§ **EXERCISE REQUIREMENTS**
Write out all of the following records word for word, keeping every line as it is.

* Begin SUPPLIED INFORMATION *

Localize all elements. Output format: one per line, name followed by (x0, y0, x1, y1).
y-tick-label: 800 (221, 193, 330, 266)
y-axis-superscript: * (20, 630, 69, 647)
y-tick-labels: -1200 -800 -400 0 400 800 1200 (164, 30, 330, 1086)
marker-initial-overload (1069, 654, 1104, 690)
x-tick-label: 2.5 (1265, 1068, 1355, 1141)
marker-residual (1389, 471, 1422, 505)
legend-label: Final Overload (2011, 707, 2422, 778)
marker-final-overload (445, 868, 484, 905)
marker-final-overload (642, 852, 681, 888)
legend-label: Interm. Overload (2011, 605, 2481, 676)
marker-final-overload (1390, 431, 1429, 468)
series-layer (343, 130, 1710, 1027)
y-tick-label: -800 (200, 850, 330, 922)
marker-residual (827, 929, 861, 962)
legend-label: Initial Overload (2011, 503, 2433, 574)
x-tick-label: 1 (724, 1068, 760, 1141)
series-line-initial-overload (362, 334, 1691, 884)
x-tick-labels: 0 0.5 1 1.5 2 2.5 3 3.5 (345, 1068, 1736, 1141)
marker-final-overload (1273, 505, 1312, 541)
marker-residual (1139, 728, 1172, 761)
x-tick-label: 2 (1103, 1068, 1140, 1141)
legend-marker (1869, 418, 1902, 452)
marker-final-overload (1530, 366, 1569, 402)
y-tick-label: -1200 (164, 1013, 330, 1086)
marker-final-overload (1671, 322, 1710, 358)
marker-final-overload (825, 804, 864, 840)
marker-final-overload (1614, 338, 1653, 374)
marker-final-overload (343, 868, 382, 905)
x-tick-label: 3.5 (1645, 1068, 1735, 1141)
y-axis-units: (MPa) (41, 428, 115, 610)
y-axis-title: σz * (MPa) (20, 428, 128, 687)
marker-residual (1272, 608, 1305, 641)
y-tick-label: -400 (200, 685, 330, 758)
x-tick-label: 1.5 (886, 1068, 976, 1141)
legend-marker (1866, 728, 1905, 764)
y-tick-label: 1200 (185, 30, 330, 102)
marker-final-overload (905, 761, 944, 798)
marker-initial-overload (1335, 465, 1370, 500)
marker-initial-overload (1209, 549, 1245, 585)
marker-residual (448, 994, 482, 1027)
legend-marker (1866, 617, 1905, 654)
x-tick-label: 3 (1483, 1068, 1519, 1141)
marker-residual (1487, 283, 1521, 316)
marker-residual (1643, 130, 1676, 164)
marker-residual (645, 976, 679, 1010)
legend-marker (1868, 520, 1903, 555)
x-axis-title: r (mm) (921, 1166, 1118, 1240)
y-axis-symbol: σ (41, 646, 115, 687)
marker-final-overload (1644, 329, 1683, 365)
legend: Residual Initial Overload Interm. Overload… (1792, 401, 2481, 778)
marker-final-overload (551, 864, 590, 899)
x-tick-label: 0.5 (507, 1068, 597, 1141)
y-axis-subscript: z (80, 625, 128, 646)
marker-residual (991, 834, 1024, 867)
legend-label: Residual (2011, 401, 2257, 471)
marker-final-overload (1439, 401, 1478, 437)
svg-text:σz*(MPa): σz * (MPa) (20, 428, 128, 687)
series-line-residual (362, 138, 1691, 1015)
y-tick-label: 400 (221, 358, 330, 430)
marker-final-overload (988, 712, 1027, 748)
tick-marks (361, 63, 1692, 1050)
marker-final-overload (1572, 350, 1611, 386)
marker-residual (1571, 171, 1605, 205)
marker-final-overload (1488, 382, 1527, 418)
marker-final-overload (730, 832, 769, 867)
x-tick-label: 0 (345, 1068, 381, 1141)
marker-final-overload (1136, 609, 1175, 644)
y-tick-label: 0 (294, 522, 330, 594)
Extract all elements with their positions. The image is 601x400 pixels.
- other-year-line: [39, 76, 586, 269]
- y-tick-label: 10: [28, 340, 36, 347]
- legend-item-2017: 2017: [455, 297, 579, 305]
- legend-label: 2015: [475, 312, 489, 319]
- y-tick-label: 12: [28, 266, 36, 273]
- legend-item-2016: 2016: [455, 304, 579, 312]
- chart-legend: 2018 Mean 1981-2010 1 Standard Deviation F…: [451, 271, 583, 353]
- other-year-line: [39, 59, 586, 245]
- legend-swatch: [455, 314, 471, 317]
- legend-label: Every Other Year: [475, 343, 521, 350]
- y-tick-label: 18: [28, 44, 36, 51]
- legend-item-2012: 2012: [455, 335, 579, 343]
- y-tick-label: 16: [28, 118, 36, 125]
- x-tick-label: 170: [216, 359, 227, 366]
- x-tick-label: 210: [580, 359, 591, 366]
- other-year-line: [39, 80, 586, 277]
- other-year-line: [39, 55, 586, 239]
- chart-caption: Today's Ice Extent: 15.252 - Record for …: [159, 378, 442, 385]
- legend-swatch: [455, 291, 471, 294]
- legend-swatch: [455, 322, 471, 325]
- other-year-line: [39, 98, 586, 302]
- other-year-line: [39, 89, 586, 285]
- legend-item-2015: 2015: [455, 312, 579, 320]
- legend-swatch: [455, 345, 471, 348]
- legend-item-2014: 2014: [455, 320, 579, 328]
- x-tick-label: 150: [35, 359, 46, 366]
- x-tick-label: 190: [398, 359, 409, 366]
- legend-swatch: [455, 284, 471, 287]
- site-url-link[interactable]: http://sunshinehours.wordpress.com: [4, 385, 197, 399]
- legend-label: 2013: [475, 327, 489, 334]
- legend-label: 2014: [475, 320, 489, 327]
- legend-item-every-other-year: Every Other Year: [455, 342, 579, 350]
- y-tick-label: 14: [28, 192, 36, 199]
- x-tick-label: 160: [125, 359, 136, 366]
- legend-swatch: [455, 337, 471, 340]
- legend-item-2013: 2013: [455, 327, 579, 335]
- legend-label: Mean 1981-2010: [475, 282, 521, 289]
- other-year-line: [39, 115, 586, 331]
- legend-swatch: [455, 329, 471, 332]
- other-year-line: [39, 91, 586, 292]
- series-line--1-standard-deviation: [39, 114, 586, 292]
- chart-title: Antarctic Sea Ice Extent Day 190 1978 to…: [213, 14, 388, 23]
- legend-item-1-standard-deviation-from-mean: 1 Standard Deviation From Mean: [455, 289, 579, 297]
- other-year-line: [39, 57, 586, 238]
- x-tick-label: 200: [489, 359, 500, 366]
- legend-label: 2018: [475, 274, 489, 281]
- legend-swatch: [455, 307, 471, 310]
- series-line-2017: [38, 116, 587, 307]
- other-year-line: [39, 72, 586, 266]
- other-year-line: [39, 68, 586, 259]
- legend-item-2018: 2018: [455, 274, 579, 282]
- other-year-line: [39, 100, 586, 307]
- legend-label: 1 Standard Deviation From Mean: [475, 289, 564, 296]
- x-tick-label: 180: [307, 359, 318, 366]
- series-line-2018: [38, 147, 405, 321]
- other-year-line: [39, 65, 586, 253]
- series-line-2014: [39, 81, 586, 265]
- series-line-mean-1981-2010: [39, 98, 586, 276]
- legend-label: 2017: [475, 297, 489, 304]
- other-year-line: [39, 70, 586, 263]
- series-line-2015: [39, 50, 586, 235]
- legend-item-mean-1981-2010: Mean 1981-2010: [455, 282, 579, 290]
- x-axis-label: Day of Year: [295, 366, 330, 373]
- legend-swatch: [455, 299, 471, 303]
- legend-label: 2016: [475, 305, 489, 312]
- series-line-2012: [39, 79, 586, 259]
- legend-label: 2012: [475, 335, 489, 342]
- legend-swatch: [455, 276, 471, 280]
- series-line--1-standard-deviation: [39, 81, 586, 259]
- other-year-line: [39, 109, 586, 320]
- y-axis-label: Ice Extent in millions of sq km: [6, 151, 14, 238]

* End SUPPLIED INFORMATION *

§ **SOLUTION TO THIS PROBLEM**
Localize all elements. Output format: one per line, name followed by (x0, y0, x1, y1).
y-tick-label: 800 (221, 193, 330, 266)
y-axis-superscript: * (20, 630, 69, 647)
y-tick-labels: -1200 -800 -400 0 400 800 1200 (164, 30, 330, 1086)
marker-initial-overload (1069, 654, 1104, 690)
x-tick-label: 2.5 (1265, 1068, 1355, 1141)
marker-residual (1389, 471, 1422, 505)
legend-label: Final Overload (2011, 707, 2422, 778)
marker-final-overload (445, 868, 484, 905)
marker-final-overload (642, 852, 681, 888)
legend-label: Interm. Overload (2011, 605, 2481, 676)
marker-final-overload (1390, 431, 1429, 468)
series-layer (343, 130, 1710, 1027)
y-tick-label: -800 (200, 850, 330, 922)
marker-residual (827, 929, 861, 962)
legend-label: Initial Overload (2011, 503, 2433, 574)
x-tick-label: 1 (724, 1068, 760, 1141)
series-line-initial-overload (362, 334, 1691, 884)
x-tick-labels: 0 0.5 1 1.5 2 2.5 3 3.5 (345, 1068, 1736, 1141)
marker-final-overload (1273, 505, 1312, 541)
marker-residual (1139, 728, 1172, 761)
x-tick-label: 2 (1103, 1068, 1140, 1141)
legend-marker (1869, 418, 1902, 452)
marker-final-overload (1530, 366, 1569, 402)
y-tick-label: -1200 (164, 1013, 330, 1086)
marker-final-overload (1671, 322, 1710, 358)
marker-final-overload (825, 804, 864, 840)
marker-final-overload (1614, 338, 1653, 374)
marker-final-overload (343, 868, 382, 905)
x-tick-label: 3.5 (1645, 1068, 1735, 1141)
y-axis-units: (MPa) (41, 428, 115, 610)
y-axis-title: σz * (MPa) (20, 428, 128, 687)
marker-residual (1272, 608, 1305, 641)
y-tick-label: -400 (200, 685, 330, 758)
x-tick-label: 1.5 (886, 1068, 976, 1141)
legend-marker (1866, 728, 1905, 764)
y-tick-label: 1200 (185, 30, 330, 102)
marker-final-overload (905, 761, 944, 798)
marker-initial-overload (1335, 465, 1370, 500)
marker-initial-overload (1209, 549, 1245, 585)
marker-residual (448, 994, 482, 1027)
legend-marker (1866, 617, 1905, 654)
x-tick-label: 3 (1483, 1068, 1519, 1141)
marker-residual (1487, 283, 1521, 316)
marker-residual (1643, 130, 1676, 164)
marker-residual (645, 976, 679, 1010)
legend-marker (1868, 520, 1903, 555)
x-axis-title: r (mm) (921, 1166, 1118, 1240)
y-axis-symbol: σ (41, 646, 115, 687)
marker-final-overload (1644, 329, 1683, 365)
legend: Residual Initial Overload Interm. Overload… (1792, 401, 2481, 778)
marker-final-overload (551, 864, 590, 899)
x-tick-label: 0.5 (507, 1068, 597, 1141)
y-axis-subscript: z (80, 625, 128, 646)
marker-residual (991, 834, 1024, 867)
legend-label: Residual (2011, 401, 2257, 471)
marker-final-overload (1439, 401, 1478, 437)
svg-text:σz*(MPa): σz * (MPa) (20, 428, 128, 687)
series-line-residual (362, 138, 1691, 1015)
y-tick-label: 400 (221, 358, 330, 430)
marker-final-overload (988, 712, 1027, 748)
tick-marks (361, 63, 1692, 1050)
marker-final-overload (1572, 350, 1611, 386)
marker-residual (1571, 171, 1605, 205)
marker-final-overload (1488, 382, 1527, 418)
marker-final-overload (730, 832, 769, 867)
x-tick-label: 0 (345, 1068, 381, 1141)
marker-final-overload (1136, 609, 1175, 644)
y-tick-label: 0 (294, 522, 330, 594)
Extract all elements with their positions. The image is 601x400 pixels.
- other-year-line: [39, 76, 586, 269]
- y-tick-label: 10: [28, 340, 36, 347]
- legend-item-2017: 2017: [455, 297, 579, 305]
- legend-label: 2015: [475, 312, 489, 319]
- y-tick-label: 12: [28, 266, 36, 273]
- legend-item-2016: 2016: [455, 304, 579, 312]
- chart-legend: 2018 Mean 1981-2010 1 Standard Deviation F…: [451, 271, 583, 353]
- other-year-line: [39, 59, 586, 245]
- legend-swatch: [455, 314, 471, 317]
- legend-label: Every Other Year: [475, 343, 521, 350]
- y-tick-label: 18: [28, 44, 36, 51]
- legend-item-2012: 2012: [455, 335, 579, 343]
- y-tick-label: 16: [28, 118, 36, 125]
- x-tick-label: 170: [216, 359, 227, 366]
- x-tick-label: 210: [580, 359, 591, 366]
- other-year-line: [39, 80, 586, 277]
- other-year-line: [39, 55, 586, 239]
- chart-caption: Today's Ice Extent: 15.252 - Record for …: [159, 378, 442, 385]
- legend-swatch: [455, 291, 471, 294]
- legend-swatch: [455, 322, 471, 325]
- other-year-line: [39, 98, 586, 302]
- other-year-line: [39, 89, 586, 285]
- legend-item-2015: 2015: [455, 312, 579, 320]
- legend-swatch: [455, 345, 471, 348]
- legend-item-2014: 2014: [455, 320, 579, 328]
- x-tick-label: 150: [35, 359, 46, 366]
- x-tick-label: 190: [398, 359, 409, 366]
- legend-swatch: [455, 284, 471, 287]
- site-url-link[interactable]: http://sunshinehours.wordpress.com: [4, 385, 197, 399]
- legend-label: 2013: [475, 327, 489, 334]
- legend-label: 2014: [475, 320, 489, 327]
- legend-item-every-other-year: Every Other Year: [455, 342, 579, 350]
- y-tick-label: 14: [28, 192, 36, 199]
- x-tick-label: 160: [125, 359, 136, 366]
- legend-swatch: [455, 337, 471, 340]
- legend-item-2013: 2013: [455, 327, 579, 335]
- legend-label: Mean 1981-2010: [475, 282, 521, 289]
- other-year-line: [39, 115, 586, 331]
- legend-swatch: [455, 329, 471, 332]
- other-year-line: [39, 91, 586, 292]
- series-line--1-standard-deviation: [39, 114, 586, 292]
- chart-title: Antarctic Sea Ice Extent Day 190 1978 to…: [213, 14, 388, 23]
- legend-item-1-standard-deviation-from-mean: 1 Standard Deviation From Mean: [455, 289, 579, 297]
- other-year-line: [39, 57, 586, 238]
- x-tick-label: 200: [489, 359, 500, 366]
- legend-label: 2018: [475, 274, 489, 281]
- legend-swatch: [455, 307, 471, 310]
- series-line-2017: [38, 116, 587, 307]
- other-year-line: [39, 72, 586, 266]
- other-year-line: [39, 68, 586, 259]
- legend-item-2018: 2018: [455, 274, 579, 282]
- other-year-line: [39, 100, 586, 307]
- legend-label: 1 Standard Deviation From Mean: [475, 289, 564, 296]
- x-tick-label: 180: [307, 359, 318, 366]
- series-line-2018: [38, 147, 405, 321]
- other-year-line: [39, 65, 586, 253]
- series-line-2014: [39, 81, 586, 265]
- series-line-mean-1981-2010: [39, 98, 586, 276]
- legend-label: 2017: [475, 297, 489, 304]
- other-year-line: [39, 70, 586, 263]
- series-line-2015: [39, 50, 586, 235]
- legend-item-mean-1981-2010: Mean 1981-2010: [455, 282, 579, 290]
- x-axis-label: Day of Year: [295, 366, 330, 373]
- legend-swatch: [455, 299, 471, 303]
- legend-label: 2016: [475, 305, 489, 312]
- series-line-2012: [39, 79, 586, 259]
- legend-label: 2012: [475, 335, 489, 342]
- legend-swatch: [455, 276, 471, 280]
- series-line--1-standard-deviation: [39, 81, 586, 259]
- other-year-line: [39, 109, 586, 320]
- y-axis-label: Ice Extent in millions of sq km: [6, 151, 14, 238]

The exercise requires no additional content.